**WRITTEN EXERCISE:** Search the data below for "base"; list each line that holds it.

**GIVEN INFORMATION:**
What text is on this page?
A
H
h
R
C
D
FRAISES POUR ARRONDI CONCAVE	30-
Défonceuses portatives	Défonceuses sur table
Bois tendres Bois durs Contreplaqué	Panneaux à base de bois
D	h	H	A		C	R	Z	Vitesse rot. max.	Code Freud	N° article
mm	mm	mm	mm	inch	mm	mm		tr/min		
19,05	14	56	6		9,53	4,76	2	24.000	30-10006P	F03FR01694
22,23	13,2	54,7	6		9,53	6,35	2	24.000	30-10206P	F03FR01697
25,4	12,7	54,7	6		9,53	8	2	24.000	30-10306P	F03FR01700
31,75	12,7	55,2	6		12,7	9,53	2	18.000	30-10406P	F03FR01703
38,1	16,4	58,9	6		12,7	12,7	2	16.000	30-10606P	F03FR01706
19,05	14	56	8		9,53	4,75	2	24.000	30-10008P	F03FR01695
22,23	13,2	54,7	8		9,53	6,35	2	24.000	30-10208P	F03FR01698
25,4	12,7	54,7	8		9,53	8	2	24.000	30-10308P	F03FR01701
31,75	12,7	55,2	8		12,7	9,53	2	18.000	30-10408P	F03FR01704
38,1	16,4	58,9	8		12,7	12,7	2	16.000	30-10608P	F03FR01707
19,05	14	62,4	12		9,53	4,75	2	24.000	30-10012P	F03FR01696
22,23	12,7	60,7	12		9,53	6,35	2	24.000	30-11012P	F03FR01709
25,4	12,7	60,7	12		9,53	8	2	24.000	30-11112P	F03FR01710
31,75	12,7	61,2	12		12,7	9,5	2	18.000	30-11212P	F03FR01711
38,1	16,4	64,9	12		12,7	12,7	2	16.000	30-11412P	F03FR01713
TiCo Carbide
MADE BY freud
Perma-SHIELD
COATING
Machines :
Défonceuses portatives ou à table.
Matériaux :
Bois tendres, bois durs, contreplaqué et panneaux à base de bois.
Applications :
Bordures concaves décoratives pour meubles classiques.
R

**REPLY TO THE EXERCISE:**
Bois tendres Bois durs Contreplaqué	Panneaux à base de bois
Bois tendres, bois durs, contreplaqué et panneaux à base de bois.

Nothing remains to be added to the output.